Written request -
Extract the full set of records, then give each one again exactly.

━━━━━━━━━━━━━━━━━━━━

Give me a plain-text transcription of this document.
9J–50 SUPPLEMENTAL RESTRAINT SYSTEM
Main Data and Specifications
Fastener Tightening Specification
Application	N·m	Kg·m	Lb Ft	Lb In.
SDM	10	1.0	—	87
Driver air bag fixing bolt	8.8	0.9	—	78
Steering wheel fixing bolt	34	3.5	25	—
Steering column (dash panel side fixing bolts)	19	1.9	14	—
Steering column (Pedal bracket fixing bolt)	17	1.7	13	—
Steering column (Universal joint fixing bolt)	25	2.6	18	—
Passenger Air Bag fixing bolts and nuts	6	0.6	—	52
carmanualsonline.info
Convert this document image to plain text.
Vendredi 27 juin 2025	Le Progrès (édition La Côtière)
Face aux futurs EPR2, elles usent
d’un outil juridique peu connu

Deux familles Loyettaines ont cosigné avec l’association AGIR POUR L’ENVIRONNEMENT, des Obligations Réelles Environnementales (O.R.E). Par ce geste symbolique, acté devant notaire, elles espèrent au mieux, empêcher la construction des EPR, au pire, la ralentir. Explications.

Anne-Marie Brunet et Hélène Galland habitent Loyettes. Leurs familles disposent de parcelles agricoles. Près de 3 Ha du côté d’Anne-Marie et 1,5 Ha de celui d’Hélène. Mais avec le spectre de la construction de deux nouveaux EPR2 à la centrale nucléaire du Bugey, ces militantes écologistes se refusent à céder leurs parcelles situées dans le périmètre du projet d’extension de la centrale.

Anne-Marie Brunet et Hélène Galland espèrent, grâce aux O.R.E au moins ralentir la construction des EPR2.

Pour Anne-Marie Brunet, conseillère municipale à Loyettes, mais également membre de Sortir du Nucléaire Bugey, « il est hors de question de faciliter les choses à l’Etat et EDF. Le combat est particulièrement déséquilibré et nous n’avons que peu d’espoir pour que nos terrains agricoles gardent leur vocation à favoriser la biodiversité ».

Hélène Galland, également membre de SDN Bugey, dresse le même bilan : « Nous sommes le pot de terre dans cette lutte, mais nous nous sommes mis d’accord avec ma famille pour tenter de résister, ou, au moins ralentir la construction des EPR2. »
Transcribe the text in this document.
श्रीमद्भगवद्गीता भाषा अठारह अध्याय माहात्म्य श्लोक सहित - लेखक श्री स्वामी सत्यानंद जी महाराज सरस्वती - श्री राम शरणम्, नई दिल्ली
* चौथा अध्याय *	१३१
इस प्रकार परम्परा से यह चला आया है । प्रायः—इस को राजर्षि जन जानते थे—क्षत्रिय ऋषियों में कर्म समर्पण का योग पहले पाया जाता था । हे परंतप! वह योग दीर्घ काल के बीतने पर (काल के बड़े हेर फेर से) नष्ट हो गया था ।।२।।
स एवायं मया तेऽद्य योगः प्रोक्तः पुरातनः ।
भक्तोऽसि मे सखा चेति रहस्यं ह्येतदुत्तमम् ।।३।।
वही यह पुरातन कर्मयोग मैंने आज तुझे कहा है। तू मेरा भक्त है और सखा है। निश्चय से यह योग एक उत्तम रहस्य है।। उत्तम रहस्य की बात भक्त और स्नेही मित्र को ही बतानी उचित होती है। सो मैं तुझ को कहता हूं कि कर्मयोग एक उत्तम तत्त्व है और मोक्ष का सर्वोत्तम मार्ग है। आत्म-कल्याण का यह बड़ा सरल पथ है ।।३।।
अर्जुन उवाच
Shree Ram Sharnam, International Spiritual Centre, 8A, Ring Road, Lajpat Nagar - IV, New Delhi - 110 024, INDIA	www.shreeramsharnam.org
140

━━━━━━━━━━━━━━━━━━━━

Final result -
Give me a plain-text transcription of this document.
9J–50 SUPPLEMENTAL RESTRAINT SYSTEM
Main Data and Specifications
Fastener Tightening Specification
Application	N·m	Kg·m	Lb Ft	Lb In.
SDM	10	1.0	—	87
Driver air bag fixing bolt	8.8	0.9	—	78
Steering wheel fixing bolt	34	3.5	25	—
Steering column (dash panel side fixing bolts)	19	1.9	14	—
Steering column (Pedal bracket fixing bolt)	17	1.7	13	—
Steering column (Universal joint fixing bolt)	25	2.6	18	—
Passenger Air Bag fixing bolts and nuts	6	0.6	—	52
carmanualsonline.info
Convert this document image to plain text.
Vendredi 27 juin 2025	Le Progrès (édition La Côtière)
Face aux futurs EPR2, elles usent
d’un outil juridique peu connu

Deux familles Loyettaines ont cosigné avec l’association AGIR POUR L’ENVIRONNEMENT, des Obligations Réelles Environnementales (O.R.E). Par ce geste symbolique, acté devant notaire, elles espèrent au mieux, empêcher la construction des EPR, au pire, la ralentir. Explications.

Anne-Marie Brunet et Hélène Galland habitent Loyettes. Leurs familles disposent de parcelles agricoles. Près de 3 Ha du côté d’Anne-Marie et 1,5 Ha de celui d’Hélène. Mais avec le spectre de la construction de deux nouveaux EPR2 à la centrale nucléaire du Bugey, ces militantes écologistes se refusent à céder leurs parcelles situées dans le périmètre du projet d’extension de la centrale.

Anne-Marie Brunet et Hélène Galland espèrent, grâce aux O.R.E au moins ralentir la construction des EPR2.

Pour Anne-Marie Brunet, conseillère municipale à Loyettes, mais également membre de Sortir du Nucléaire Bugey, « il est hors de question de faciliter les choses à l’Etat et EDF. Le combat est particulièrement déséquilibré et nous n’avons que peu d’espoir pour que nos terrains agricoles gardent leur vocation à favoriser la biodiversité ».

Hélène Galland, également membre de SDN Bugey, dresse le même bilan : « Nous sommes le pot de terre dans cette lutte, mais nous nous sommes mis d’accord avec ma famille pour tenter de résister, ou, au moins ralentir la construction des EPR2. »
Transcribe the text in this document.
श्रीमद्भगवद्गीता भाषा अठारह अध्याय माहात्म्य श्लोक सहित - लेखक श्री स्वामी सत्यानंद जी महाराज सरस्वती - श्री राम शरणम्, नई दिल्ली
* चौथा अध्याय *	१३१
इस प्रकार परम्परा से यह चला आया है । प्रायः—इस को राजर्षि जन जानते थे—क्षत्रिय ऋषियों में कर्म समर्पण का योग पहले पाया जाता था । हे परंतप! वह योग दीर्घ काल के बीतने पर (काल के बड़े हेर फेर से) नष्ट हो गया था ।।२।।
स एवायं मया तेऽद्य योगः प्रोक्तः पुरातनः ।
भक्तोऽसि मे सखा चेति रहस्यं ह्येतदुत्तमम् ।।३।।
वही यह पुरातन कर्मयोग मैंने आज तुझे कहा है। तू मेरा भक्त है और सखा है। निश्चय से यह योग एक उत्तम रहस्य है।। उत्तम रहस्य की बात भक्त और स्नेही मित्र को ही बतानी उचित होती है। सो मैं तुझ को कहता हूं कि कर्मयोग एक उत्तम तत्त्व है और मोक्ष का सर्वोत्तम मार्ग है। आत्म-कल्याण का यह बड़ा सरल पथ है ।।३।।
अर्जुन उवाच
Shree Ram Sharnam, International Spiritual Centre, 8A, Ring Road, Lajpat Nagar - IV, New Delhi - 110 024, INDIA	www.shreeramsharnam.org
140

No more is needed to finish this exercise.